• [Written request]:
Gather each line containing the string "frac" from these entries.

━━━━━━━━

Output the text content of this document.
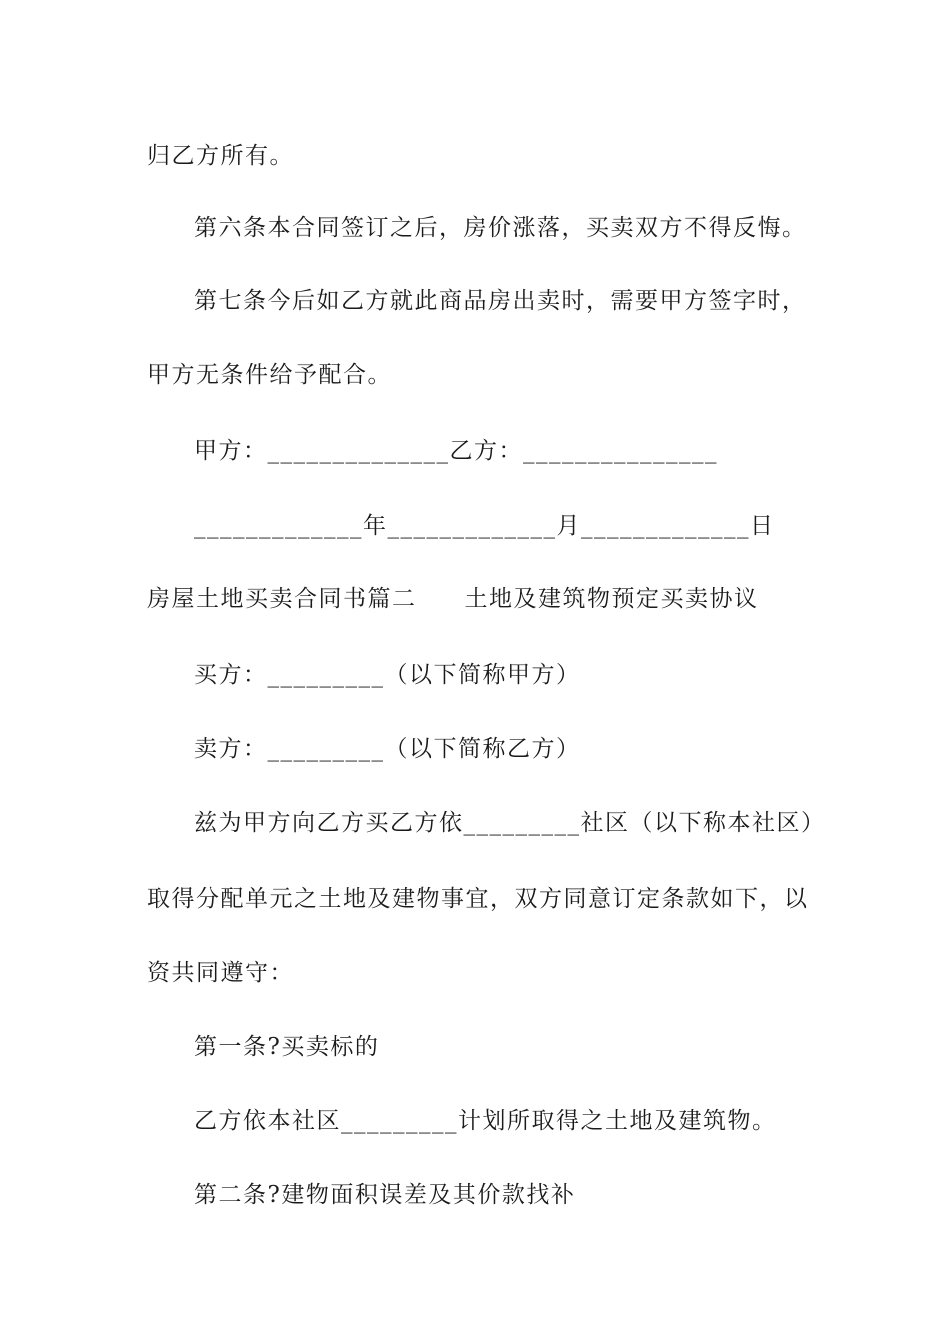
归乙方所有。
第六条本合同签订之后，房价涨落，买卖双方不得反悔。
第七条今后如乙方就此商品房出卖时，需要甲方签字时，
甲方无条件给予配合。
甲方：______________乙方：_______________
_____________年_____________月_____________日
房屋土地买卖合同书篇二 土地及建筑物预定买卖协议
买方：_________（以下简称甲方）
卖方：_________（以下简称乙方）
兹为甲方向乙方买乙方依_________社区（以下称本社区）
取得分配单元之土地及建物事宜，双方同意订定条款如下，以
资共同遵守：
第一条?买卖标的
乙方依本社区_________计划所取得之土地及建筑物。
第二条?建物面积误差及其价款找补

━━━━━━━━

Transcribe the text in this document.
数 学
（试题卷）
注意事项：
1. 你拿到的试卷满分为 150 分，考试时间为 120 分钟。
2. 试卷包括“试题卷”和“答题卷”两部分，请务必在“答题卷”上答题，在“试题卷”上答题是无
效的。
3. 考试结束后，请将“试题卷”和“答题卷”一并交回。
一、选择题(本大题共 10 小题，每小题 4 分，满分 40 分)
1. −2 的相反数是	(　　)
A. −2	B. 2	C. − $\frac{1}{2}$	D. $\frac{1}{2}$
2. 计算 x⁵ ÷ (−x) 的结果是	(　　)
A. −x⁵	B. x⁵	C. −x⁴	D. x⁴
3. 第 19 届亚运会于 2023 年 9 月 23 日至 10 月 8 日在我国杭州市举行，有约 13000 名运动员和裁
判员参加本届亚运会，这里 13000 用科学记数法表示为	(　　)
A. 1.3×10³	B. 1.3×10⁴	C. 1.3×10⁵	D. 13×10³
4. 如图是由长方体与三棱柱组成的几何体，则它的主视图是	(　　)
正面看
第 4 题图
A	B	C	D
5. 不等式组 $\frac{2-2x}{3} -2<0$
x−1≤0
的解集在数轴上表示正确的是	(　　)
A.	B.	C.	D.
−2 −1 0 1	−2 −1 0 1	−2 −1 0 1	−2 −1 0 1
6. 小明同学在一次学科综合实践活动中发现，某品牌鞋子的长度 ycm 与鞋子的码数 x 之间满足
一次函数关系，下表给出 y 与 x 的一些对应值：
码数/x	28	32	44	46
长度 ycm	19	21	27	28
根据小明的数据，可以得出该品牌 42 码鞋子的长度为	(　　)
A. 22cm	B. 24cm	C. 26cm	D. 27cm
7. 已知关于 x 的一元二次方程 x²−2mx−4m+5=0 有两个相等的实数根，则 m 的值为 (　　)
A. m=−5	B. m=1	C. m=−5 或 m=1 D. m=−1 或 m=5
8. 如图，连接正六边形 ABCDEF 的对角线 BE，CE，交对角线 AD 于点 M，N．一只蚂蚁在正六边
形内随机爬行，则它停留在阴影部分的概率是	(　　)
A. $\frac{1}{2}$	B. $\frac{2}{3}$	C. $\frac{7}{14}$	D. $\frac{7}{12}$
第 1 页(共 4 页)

━━━━━━━━

• [Response to the exercise]:
A. −2	B. 2	C. − $\frac{1}{2}$	D. $\frac{1}{2}$
5. 不等式组 $\frac{2-2x}{3} -2<0$
A. $\frac{1}{2}$	B. $\frac{2}{3}$	C. $\frac{7}{14}$	D. $\frac{7}{12}$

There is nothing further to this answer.